-------- INPUT RECORDS --------
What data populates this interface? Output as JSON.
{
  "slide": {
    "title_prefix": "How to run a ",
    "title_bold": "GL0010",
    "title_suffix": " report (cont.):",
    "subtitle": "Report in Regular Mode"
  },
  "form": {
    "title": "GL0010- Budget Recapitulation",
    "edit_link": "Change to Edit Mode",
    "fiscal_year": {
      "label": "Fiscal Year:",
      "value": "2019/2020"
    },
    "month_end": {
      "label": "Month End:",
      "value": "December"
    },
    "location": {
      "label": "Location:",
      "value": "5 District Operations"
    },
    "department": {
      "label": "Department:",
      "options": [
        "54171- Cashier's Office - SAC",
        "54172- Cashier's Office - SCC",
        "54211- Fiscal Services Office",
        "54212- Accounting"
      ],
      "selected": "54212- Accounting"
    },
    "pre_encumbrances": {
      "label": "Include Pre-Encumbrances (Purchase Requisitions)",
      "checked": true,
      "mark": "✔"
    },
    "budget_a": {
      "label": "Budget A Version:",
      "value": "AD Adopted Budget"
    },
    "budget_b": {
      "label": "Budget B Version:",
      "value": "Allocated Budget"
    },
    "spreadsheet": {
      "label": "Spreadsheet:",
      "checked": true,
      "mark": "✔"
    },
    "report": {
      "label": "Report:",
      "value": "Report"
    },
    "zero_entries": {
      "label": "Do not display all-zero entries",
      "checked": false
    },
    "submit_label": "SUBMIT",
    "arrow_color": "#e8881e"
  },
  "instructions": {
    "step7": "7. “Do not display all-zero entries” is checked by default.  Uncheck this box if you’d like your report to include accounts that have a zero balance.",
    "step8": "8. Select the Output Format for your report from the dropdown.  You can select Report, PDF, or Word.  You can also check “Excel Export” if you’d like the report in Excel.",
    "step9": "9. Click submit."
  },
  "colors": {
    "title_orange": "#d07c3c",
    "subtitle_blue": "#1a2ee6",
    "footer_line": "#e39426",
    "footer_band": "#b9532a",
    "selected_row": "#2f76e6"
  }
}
--------
-- TASK DESCRIPTION --
Copy down every line of the material above that includes the string "Office".

-- CORRECT ANSWER --
        "54171- Cashier's Office - SAC",
        "54172- Cashier's Office - SCC",
        "54211- Fiscal Services Office",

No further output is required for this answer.